*** MATERIAL PROVIDED ***

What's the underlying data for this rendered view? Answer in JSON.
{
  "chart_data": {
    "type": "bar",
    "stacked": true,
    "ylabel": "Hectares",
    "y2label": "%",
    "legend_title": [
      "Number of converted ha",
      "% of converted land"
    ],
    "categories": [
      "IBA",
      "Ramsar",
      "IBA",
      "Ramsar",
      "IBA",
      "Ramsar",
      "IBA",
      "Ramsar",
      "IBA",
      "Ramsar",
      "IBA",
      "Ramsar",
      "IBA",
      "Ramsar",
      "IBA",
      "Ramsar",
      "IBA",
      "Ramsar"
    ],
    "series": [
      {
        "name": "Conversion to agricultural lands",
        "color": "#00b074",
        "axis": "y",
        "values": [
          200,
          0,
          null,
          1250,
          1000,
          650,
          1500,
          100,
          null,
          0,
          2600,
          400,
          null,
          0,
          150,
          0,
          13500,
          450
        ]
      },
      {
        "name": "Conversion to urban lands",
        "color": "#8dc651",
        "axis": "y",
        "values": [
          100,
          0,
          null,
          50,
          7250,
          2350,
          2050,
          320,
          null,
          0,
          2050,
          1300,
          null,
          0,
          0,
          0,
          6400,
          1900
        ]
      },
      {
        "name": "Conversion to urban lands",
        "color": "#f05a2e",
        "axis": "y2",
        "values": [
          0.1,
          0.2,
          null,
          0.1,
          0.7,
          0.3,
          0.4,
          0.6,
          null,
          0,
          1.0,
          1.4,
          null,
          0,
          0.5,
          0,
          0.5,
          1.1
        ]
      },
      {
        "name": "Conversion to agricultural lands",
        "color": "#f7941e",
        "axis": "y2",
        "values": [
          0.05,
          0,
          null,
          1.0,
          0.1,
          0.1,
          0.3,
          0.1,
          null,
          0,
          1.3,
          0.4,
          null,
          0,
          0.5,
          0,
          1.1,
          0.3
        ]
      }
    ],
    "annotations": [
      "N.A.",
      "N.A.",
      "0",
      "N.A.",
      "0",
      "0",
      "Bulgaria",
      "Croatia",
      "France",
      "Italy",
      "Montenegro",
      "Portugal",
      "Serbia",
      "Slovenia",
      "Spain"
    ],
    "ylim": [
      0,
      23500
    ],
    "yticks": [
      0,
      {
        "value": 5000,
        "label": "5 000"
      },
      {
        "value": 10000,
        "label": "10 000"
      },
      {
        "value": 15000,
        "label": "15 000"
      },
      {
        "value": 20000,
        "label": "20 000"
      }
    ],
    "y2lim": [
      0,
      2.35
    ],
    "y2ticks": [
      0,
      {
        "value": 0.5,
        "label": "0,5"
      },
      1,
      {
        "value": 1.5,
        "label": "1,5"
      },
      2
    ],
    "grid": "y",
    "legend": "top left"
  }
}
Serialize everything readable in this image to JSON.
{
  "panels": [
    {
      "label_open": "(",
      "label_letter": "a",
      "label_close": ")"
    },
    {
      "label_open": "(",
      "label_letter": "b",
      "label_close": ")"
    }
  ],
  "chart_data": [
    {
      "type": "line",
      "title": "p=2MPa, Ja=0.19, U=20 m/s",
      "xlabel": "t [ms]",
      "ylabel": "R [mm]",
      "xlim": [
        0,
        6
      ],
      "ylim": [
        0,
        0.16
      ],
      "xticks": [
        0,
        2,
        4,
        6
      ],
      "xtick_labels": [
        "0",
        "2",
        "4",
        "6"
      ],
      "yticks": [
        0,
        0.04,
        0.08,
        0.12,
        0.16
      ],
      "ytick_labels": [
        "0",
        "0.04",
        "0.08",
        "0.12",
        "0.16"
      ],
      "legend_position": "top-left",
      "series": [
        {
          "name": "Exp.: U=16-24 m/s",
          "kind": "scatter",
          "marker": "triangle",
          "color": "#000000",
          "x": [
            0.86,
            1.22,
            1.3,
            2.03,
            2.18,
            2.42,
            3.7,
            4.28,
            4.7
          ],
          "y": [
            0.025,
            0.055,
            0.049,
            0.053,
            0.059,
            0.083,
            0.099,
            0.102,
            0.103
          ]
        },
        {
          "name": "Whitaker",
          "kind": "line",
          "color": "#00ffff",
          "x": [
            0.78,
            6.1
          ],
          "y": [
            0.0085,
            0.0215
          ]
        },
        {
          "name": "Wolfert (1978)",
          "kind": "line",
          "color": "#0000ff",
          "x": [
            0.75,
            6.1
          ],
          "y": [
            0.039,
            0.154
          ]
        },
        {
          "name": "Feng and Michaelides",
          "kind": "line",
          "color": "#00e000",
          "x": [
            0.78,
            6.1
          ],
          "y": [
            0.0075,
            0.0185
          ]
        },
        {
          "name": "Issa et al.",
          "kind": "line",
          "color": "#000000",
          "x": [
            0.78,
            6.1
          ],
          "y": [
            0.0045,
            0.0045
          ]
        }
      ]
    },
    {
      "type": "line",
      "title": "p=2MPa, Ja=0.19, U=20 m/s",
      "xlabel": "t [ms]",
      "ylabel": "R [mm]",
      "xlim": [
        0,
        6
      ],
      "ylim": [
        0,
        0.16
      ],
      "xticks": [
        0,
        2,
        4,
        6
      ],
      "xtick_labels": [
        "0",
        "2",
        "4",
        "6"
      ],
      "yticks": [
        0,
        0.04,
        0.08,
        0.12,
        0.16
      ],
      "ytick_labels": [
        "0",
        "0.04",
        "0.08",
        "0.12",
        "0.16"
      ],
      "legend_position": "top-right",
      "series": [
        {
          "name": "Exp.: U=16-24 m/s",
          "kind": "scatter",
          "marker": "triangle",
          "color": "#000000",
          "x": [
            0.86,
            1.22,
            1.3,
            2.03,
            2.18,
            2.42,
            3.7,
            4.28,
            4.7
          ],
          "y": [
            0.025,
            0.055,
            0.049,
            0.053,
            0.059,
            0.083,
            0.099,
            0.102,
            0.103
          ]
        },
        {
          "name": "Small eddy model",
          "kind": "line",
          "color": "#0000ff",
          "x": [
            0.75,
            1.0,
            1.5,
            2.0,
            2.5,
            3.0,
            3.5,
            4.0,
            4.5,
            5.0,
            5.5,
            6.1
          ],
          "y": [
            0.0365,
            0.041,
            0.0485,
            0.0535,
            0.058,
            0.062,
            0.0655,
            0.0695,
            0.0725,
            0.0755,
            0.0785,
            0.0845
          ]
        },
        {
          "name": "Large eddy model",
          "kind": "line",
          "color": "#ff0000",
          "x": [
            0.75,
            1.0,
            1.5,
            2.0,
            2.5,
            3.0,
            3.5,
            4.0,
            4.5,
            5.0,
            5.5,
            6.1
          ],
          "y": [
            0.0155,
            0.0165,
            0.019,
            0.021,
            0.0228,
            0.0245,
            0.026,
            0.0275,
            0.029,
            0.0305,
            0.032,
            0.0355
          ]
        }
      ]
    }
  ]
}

***

Exactly reproduce all of the entries.

What's the underlying data for this rendered view? Answer in JSON.
{
  "chart_data": {
    "type": "bar",
    "stacked": true,
    "ylabel": "Hectares",
    "y2label": "%",
    "legend_title": [
      "Number of converted ha",
      "% of converted land"
    ],
    "categories": [
      "IBA",
      "Ramsar",
      "IBA",
      "Ramsar",
      "IBA",
      "Ramsar",
      "IBA",
      "Ramsar",
      "IBA",
      "Ramsar",
      "IBA",
      "Ramsar",
      "IBA",
      "Ramsar",
      "IBA",
      "Ramsar",
      "IBA",
      "Ramsar"
    ],
    "series": [
      {
        "name": "Conversion to agricultural lands",
        "color": "#00b074",
        "axis": "y",
        "values": [
          200,
          0,
          null,
          1250,
          1000,
          650,
          1500,
          100,
          null,
          0,
          2600,
          400,
          null,
          0,
          150,
          0,
          13500,
          450
        ]
      },
      {
        "name": "Conversion to urban lands",
        "color": "#8dc651",
        "axis": "y",
        "values": [
          100,
          0,
          null,
          50,
          7250,
          2350,
          2050,
          320,
          null,
          0,
          2050,
          1300,
          null,
          0,
          0,
          0,
          6400,
          1900
        ]
      },
      {
        "name": "Conversion to urban lands",
        "color": "#f05a2e",
        "axis": "y2",
        "values": [
          0.1,
          0.2,
          null,
          0.1,
          0.7,
          0.3,
          0.4,
          0.6,
          null,
          0,
          1.0,
          1.4,
          null,
          0,
          0.5,
          0,
          0.5,
          1.1
        ]
      },
      {
        "name": "Conversion to agricultural lands",
        "color": "#f7941e",
        "axis": "y2",
        "values": [
          0.05,
          0,
          null,
          1.0,
          0.1,
          0.1,
          0.3,
          0.1,
          null,
          0,
          1.3,
          0.4,
          null,
          0,
          0.5,
          0,
          1.1,
          0.3
        ]
      }
    ],
    "annotations": [
      "N.A.",
      "N.A.",
      "0",
      "N.A.",
      "0",
      "0",
      "Bulgaria",
      "Croatia",
      "France",
      "Italy",
      "Montenegro",
      "Portugal",
      "Serbia",
      "Slovenia",
      "Spain"
    ],
    "ylim": [
      0,
      23500
    ],
    "yticks": [
      0,
      {
        "value": 5000,
        "label": "5 000"
      },
      {
        "value": 10000,
        "label": "10 000"
      },
      {
        "value": 15000,
        "label": "15 000"
      },
      {
        "value": 20000,
        "label": "20 000"
      }
    ],
    "y2lim": [
      0,
      2.35
    ],
    "y2ticks": [
      0,
      {
        "value": 0.5,
        "label": "0,5"
      },
      1,
      {
        "value": 1.5,
        "label": "1,5"
      },
      2
    ],
    "grid": "y",
    "legend": "top left"
  }
}
Serialize everything readable in this image to JSON.
{
  "panels": [
    {
      "label_open": "(",
      "label_letter": "a",
      "label_close": ")"
    },
    {
      "label_open": "(",
      "label_letter": "b",
      "label_close": ")"
    }
  ],
  "chart_data": [
    {
      "type": "line",
      "title": "p=2MPa, Ja=0.19, U=20 m/s",
      "xlabel": "t [ms]",
      "ylabel": "R [mm]",
      "xlim": [
        0,
        6
      ],
      "ylim": [
        0,
        0.16
      ],
      "xticks": [
        0,
        2,
        4,
        6
      ],
      "xtick_labels": [
        "0",
        "2",
        "4",
        "6"
      ],
      "yticks": [
        0,
        0.04,
        0.08,
        0.12,
        0.16
      ],
      "ytick_labels": [
        "0",
        "0.04",
        "0.08",
        "0.12",
        "0.16"
      ],
      "legend_position": "top-left",
      "series": [
        {
          "name": "Exp.: U=16-24 m/s",
          "kind": "scatter",
          "marker": "triangle",
          "color": "#000000",
          "x": [
            0.86,
            1.22,
            1.3,
            2.03,
            2.18,
            2.42,
            3.7,
            4.28,
            4.7
          ],
          "y": [
            0.025,
            0.055,
            0.049,
            0.053,
            0.059,
            0.083,
            0.099,
            0.102,
            0.103
          ]
        },
        {
          "name": "Whitaker",
          "kind": "line",
          "color": "#00ffff",
          "x": [
            0.78,
            6.1
          ],
          "y": [
            0.0085,
            0.0215
          ]
        },
        {
          "name": "Wolfert (1978)",
          "kind": "line",
          "color": "#0000ff",
          "x": [
            0.75,
            6.1
          ],
          "y": [
            0.039,
            0.154
          ]
        },
        {
          "name": "Feng and Michaelides",
          "kind": "line",
          "color": "#00e000",
          "x": [
            0.78,
            6.1
          ],
          "y": [
            0.0075,
            0.0185
          ]
        },
        {
          "name": "Issa et al.",
          "kind": "line",
          "color": "#000000",
          "x": [
            0.78,
            6.1
          ],
          "y": [
            0.0045,
            0.0045
          ]
        }
      ]
    },
    {
      "type": "line",
      "title": "p=2MPa, Ja=0.19, U=20 m/s",
      "xlabel": "t [ms]",
      "ylabel": "R [mm]",
      "xlim": [
        0,
        6
      ],
      "ylim": [
        0,
        0.16
      ],
      "xticks": [
        0,
        2,
        4,
        6
      ],
      "xtick_labels": [
        "0",
        "2",
        "4",
        "6"
      ],
      "yticks": [
        0,
        0.04,
        0.08,
        0.12,
        0.16
      ],
      "ytick_labels": [
        "0",
        "0.04",
        "0.08",
        "0.12",
        "0.16"
      ],
      "legend_position": "top-right",
      "series": [
        {
          "name": "Exp.: U=16-24 m/s",
          "kind": "scatter",
          "marker": "triangle",
          "color": "#000000",
          "x": [
            0.86,
            1.22,
            1.3,
            2.03,
            2.18,
            2.42,
            3.7,
            4.28,
            4.7
          ],
          "y": [
            0.025,
            0.055,
            0.049,
            0.053,
            0.059,
            0.083,
            0.099,
            0.102,
            0.103
          ]
        },
        {
          "name": "Small eddy model",
          "kind": "line",
          "color": "#0000ff",
          "x": [
            0.75,
            1.0,
            1.5,
            2.0,
            2.5,
            3.0,
            3.5,
            4.0,
            4.5,
            5.0,
            5.5,
            6.1
          ],
          "y": [
            0.0365,
            0.041,
            0.0485,
            0.0535,
            0.058,
            0.062,
            0.0655,
            0.0695,
            0.0725,
            0.0755,
            0.0785,
            0.0845
          ]
        },
        {
          "name": "Large eddy model",
          "kind": "line",
          "color": "#ff0000",
          "x": [
            0.75,
            1.0,
            1.5,
            2.0,
            2.5,
            3.0,
            3.5,
            4.0,
            4.5,
            5.0,
            5.5,
            6.1
          ],
          "y": [
            0.0155,
            0.0165,
            0.019,
            0.021,
            0.0228,
            0.0245,
            0.026,
            0.0275,
            0.029,
            0.0305,
            0.032,
            0.0355
          ]
        }
      ]
    }
  ]
}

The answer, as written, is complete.